- Reading passage
_ _ _ _ _ _ _
Up until a few hours ago, today might have been termed a “slow news day”. If fact it would have been a slow news couple of days and mostly included the rather uncharismatic elements of science. The repetitive and routine. Well it can’t all be discovery, charismatic mega-animals and sight seeing now can it! For example all the electronic information for CTDs and the ROV come up through an umbilical cable which has power and data cables at its core and armoring on the outside. We have spent a day on maintenance of these cables and the associated winches and accessories. It involved a nice jolly to the South Sandwich Island trough, an area of sea in excess of 7000m metres deep not far from our current position (see the chart of the previous blog. The arc of triangles represents the trough). That is the deepest water I’ve ever knowingly been over. You could loose all but the biggest mountains on earth in there.
Then it was back to E2 to keep hunting for that elusive vent site that we currently know of as E2 north. A site “smelt” by CTD, but as yet unseen to the north of the sites we have been sampling for animals. Finding this site is important. E2 (now E2 south) is a funny site. While E2 is still venting, it seems to be waning. There is just not quite enough life there for a vent system in full flow and life tends to be clustered in very little patches hugging the best sites. This suggests some kind of relic and another area might therefore be seeding this one. Based on N-S prevailing currents one would first look to the north. We have been and spent a bit of time doing so already and been stumped.
_ _ _ _ _ _ _
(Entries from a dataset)
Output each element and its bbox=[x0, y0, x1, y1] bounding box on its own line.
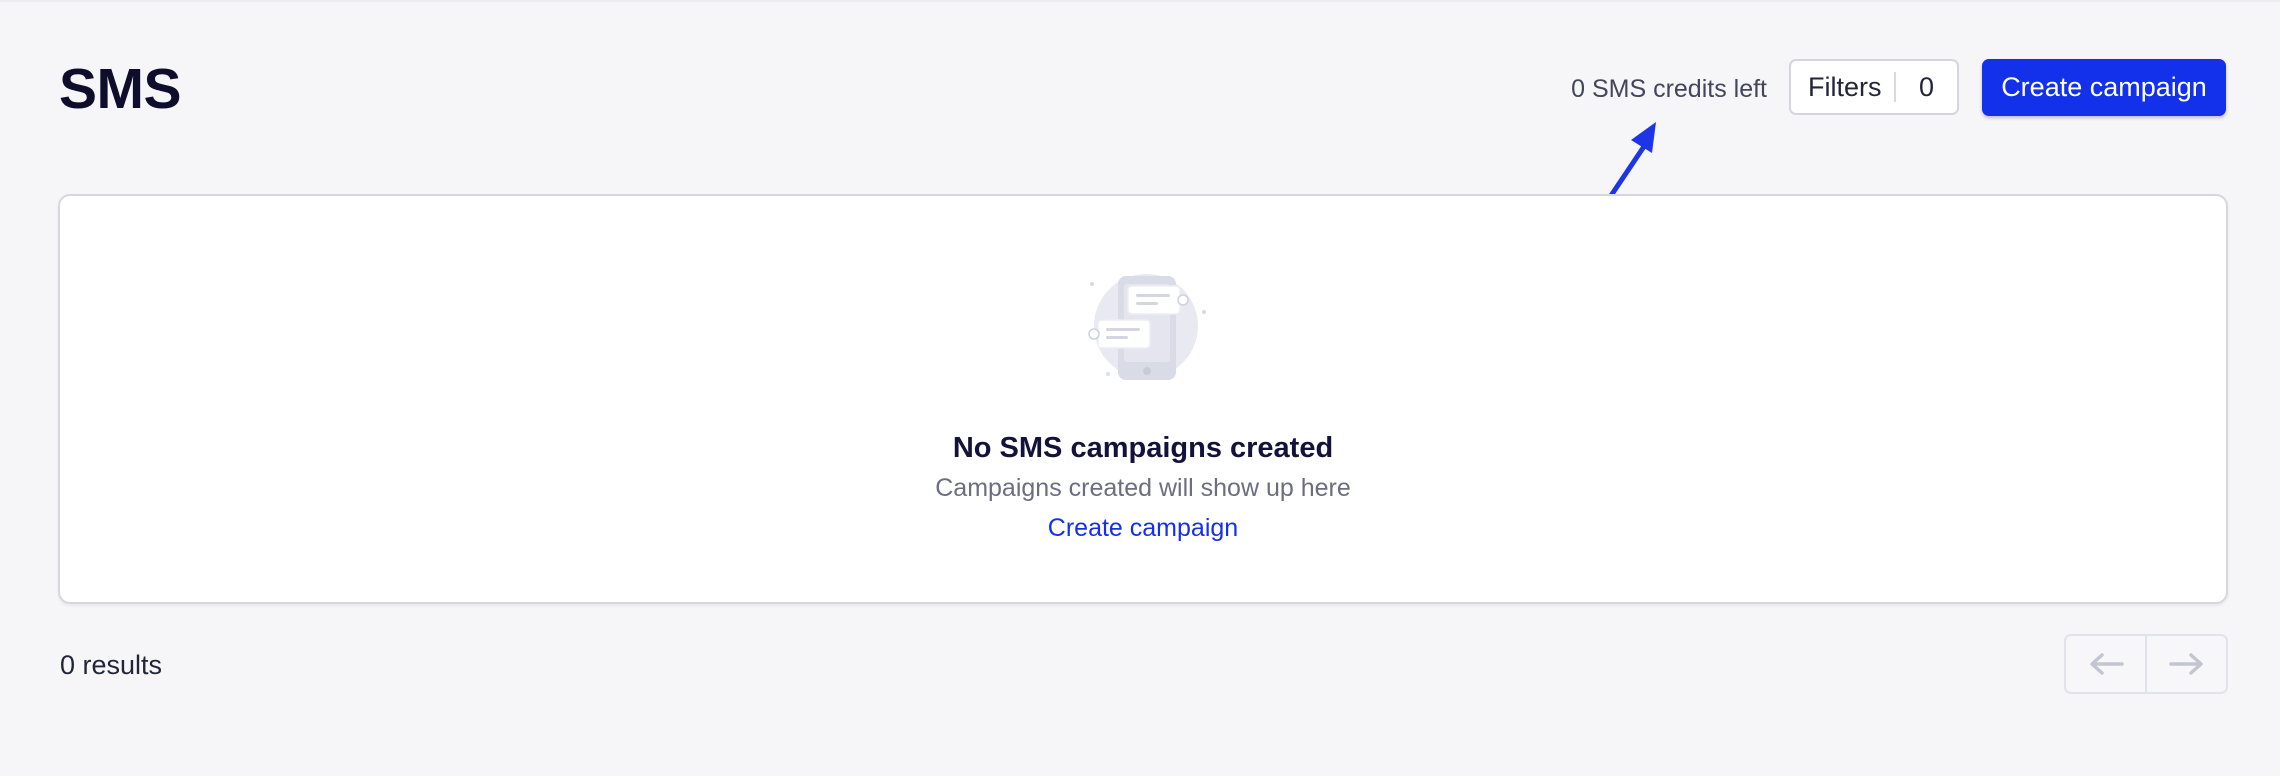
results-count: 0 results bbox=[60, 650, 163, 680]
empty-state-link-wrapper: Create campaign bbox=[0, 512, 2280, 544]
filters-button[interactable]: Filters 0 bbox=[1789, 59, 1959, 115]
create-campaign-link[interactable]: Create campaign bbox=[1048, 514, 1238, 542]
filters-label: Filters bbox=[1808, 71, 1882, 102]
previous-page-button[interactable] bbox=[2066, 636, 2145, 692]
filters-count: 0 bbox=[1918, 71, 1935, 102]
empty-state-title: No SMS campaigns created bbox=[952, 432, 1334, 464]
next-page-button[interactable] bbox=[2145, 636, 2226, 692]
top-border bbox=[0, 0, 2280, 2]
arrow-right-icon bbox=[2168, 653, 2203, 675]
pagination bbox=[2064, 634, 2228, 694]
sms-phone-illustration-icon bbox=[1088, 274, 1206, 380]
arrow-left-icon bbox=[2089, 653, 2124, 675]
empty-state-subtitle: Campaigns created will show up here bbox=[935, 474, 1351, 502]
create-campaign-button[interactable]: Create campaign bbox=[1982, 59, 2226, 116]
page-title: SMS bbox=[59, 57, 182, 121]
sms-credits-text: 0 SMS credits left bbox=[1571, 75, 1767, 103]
_ _ _ _ _ _ _
- What is asked
Translate this sentence from the hydrothermal vent blog passage into Spanish: "We have spent a day on maintenance of these cables and the associated winches and accessories."

- The completed task
Hemos pasado un día dando mantenimiento a estos cables y a los cabrestantes y accesorios asociados.